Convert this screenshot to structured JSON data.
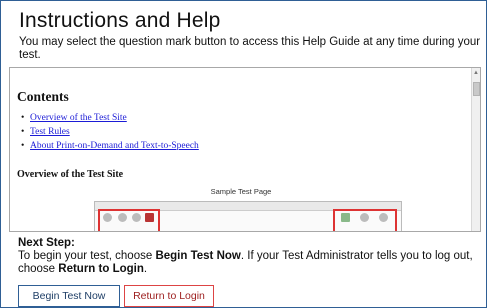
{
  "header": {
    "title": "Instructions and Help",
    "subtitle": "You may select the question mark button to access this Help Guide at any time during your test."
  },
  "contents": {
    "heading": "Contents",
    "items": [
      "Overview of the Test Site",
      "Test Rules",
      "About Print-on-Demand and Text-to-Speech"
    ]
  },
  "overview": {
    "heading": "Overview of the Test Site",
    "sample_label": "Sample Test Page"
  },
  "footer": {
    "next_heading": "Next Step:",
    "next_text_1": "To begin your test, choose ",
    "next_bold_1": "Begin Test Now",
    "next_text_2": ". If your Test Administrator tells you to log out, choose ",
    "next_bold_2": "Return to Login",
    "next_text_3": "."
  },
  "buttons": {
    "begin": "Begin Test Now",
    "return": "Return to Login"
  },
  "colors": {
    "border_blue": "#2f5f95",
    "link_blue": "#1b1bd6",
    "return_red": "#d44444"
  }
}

======

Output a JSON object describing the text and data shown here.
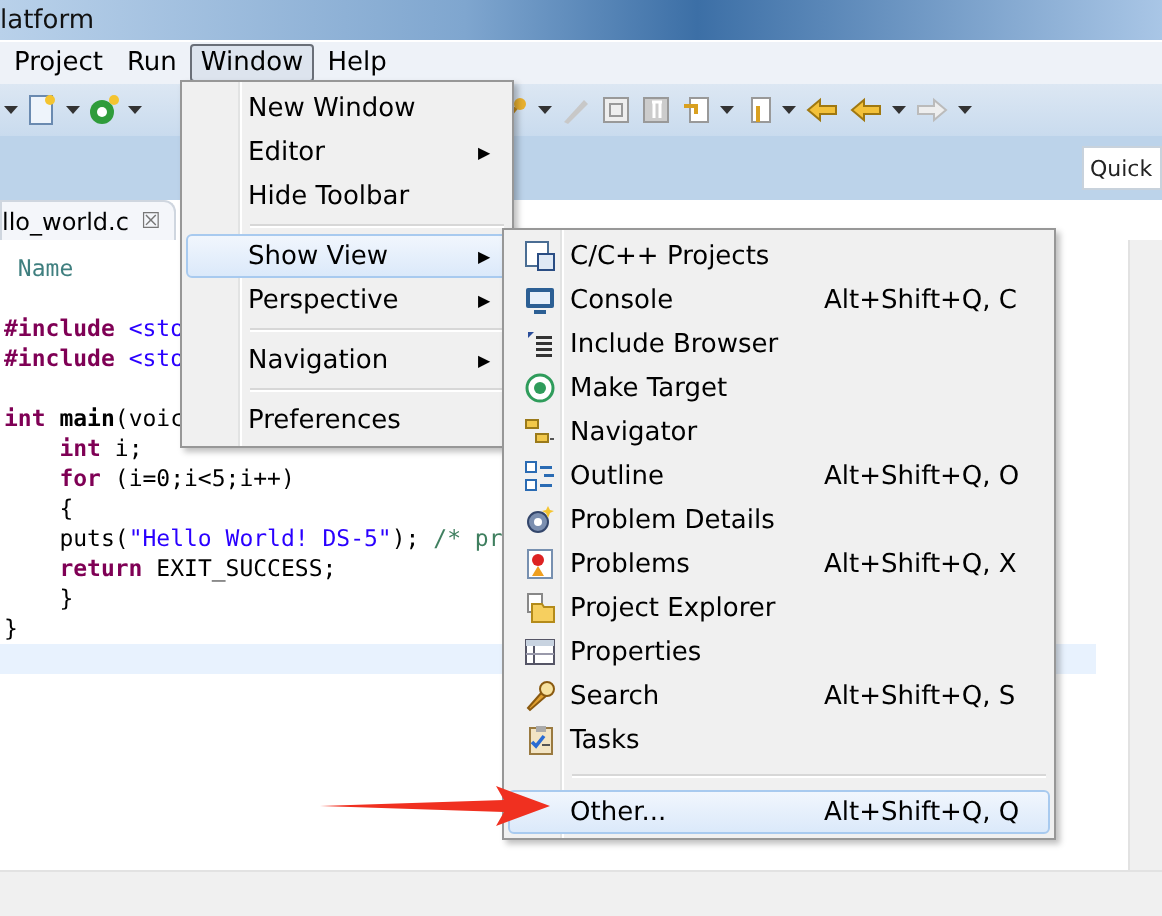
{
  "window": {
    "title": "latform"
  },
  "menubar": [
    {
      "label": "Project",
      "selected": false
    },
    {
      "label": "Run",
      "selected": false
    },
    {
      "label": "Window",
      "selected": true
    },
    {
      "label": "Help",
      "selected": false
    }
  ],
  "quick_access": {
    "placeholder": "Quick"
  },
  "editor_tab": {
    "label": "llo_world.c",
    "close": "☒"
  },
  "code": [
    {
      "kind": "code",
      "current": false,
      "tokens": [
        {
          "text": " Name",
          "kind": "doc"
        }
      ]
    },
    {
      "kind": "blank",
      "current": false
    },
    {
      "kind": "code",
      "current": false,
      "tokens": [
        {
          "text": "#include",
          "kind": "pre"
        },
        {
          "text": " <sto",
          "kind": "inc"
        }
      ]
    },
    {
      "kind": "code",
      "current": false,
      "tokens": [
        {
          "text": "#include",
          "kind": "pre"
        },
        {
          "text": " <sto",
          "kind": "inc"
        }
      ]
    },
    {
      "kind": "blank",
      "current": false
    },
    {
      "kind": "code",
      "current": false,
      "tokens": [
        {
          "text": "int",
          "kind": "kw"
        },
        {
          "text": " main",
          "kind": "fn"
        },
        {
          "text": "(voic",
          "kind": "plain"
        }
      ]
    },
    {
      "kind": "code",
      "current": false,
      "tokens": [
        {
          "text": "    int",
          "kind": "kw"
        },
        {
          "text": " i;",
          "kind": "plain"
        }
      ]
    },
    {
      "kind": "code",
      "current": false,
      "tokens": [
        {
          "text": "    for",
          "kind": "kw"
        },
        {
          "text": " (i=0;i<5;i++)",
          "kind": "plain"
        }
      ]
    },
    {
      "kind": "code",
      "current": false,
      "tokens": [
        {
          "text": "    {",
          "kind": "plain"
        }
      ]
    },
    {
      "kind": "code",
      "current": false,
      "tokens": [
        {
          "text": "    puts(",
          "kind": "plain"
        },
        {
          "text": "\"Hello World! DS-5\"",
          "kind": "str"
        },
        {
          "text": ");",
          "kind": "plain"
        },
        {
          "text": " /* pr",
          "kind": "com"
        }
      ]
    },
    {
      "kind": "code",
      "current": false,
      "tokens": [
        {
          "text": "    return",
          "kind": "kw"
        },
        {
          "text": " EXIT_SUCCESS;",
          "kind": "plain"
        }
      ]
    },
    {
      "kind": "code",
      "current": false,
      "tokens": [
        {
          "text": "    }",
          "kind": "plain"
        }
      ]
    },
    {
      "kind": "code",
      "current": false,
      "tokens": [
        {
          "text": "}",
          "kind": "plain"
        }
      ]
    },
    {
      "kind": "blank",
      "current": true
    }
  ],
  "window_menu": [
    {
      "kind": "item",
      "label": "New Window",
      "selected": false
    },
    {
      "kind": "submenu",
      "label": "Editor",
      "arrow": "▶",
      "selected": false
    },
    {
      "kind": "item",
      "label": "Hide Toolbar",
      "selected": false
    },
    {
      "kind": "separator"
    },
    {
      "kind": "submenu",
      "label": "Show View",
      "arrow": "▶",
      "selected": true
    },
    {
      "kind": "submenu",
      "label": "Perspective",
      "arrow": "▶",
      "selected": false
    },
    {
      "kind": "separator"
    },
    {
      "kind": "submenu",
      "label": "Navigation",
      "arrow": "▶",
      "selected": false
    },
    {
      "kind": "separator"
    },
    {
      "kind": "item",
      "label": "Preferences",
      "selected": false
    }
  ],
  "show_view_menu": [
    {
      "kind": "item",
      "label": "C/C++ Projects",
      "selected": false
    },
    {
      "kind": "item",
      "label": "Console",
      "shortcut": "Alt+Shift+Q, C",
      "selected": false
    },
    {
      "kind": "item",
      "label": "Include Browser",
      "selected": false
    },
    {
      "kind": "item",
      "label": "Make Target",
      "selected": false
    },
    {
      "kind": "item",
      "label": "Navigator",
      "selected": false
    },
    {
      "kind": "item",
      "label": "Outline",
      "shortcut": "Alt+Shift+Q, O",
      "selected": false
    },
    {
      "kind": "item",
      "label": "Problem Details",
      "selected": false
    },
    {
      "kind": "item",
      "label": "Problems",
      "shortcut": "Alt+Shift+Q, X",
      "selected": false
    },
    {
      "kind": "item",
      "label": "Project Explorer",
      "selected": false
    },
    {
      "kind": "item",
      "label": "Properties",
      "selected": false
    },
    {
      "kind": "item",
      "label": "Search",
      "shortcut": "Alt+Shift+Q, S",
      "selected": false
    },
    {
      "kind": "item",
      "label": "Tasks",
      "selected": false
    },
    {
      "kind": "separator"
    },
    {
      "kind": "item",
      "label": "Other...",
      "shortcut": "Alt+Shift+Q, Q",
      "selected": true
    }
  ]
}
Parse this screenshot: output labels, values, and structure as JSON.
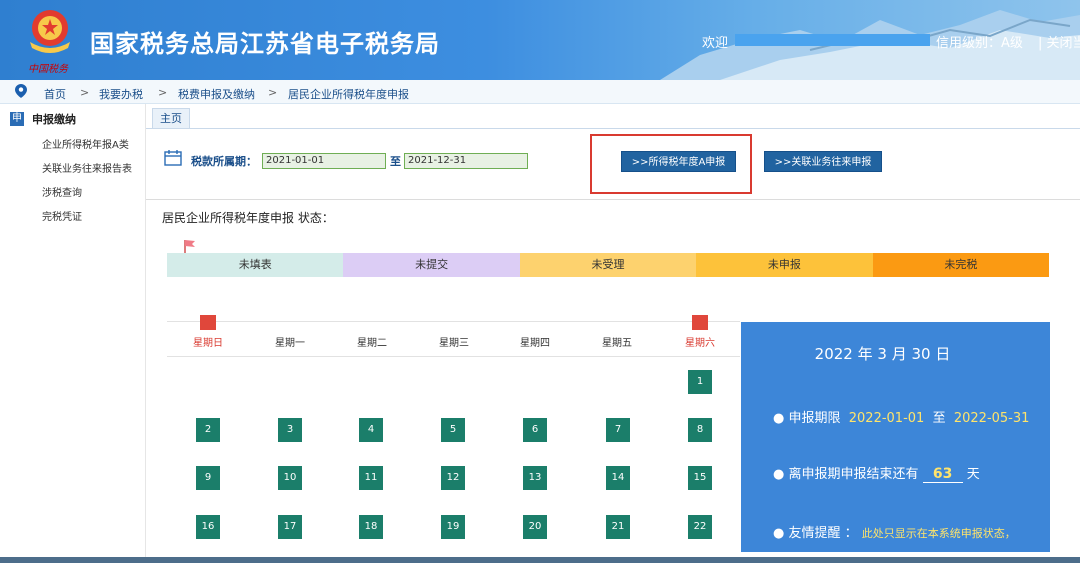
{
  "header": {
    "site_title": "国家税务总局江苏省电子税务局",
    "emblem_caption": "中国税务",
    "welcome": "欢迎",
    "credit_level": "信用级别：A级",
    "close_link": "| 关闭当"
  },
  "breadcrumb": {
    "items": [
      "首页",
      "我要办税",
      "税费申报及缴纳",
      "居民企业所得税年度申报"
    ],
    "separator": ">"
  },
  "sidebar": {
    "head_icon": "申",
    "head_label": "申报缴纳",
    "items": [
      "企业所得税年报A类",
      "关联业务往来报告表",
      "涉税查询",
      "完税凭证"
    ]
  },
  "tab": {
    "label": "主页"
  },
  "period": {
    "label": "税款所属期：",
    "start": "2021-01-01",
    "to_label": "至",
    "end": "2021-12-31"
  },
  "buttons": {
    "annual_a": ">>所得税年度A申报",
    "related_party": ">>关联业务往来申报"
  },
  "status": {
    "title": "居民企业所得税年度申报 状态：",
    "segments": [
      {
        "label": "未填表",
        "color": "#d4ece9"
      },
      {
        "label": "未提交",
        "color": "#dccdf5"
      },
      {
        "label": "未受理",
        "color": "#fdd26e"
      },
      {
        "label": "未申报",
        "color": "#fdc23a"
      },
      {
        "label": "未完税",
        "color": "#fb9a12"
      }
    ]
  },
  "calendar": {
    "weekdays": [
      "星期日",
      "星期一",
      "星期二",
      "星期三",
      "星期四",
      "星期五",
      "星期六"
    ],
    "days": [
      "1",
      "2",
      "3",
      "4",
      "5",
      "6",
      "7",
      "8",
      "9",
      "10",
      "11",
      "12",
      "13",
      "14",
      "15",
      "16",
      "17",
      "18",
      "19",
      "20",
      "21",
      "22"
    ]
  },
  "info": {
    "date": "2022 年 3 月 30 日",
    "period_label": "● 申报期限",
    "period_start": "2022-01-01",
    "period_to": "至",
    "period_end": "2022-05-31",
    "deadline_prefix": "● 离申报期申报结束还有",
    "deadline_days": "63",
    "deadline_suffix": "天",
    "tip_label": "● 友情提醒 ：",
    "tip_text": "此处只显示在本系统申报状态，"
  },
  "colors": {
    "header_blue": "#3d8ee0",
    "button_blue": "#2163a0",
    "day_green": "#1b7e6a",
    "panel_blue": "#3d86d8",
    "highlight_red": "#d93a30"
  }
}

======

→ **YOUR GOAL**
In the entries above, locate every line with the word "Shift" and copy it.

→ **TASK RESPONSE**
      "shortcut": "Alt+Shift+Q, C",
      "shortcut": "Alt+Shift+Q, O",
      "shortcut": "Alt+Shift+Q, X",
      "shortcut": "Alt+Shift+Q, S",
      "shortcut": "Alt+Shift+Q, Q",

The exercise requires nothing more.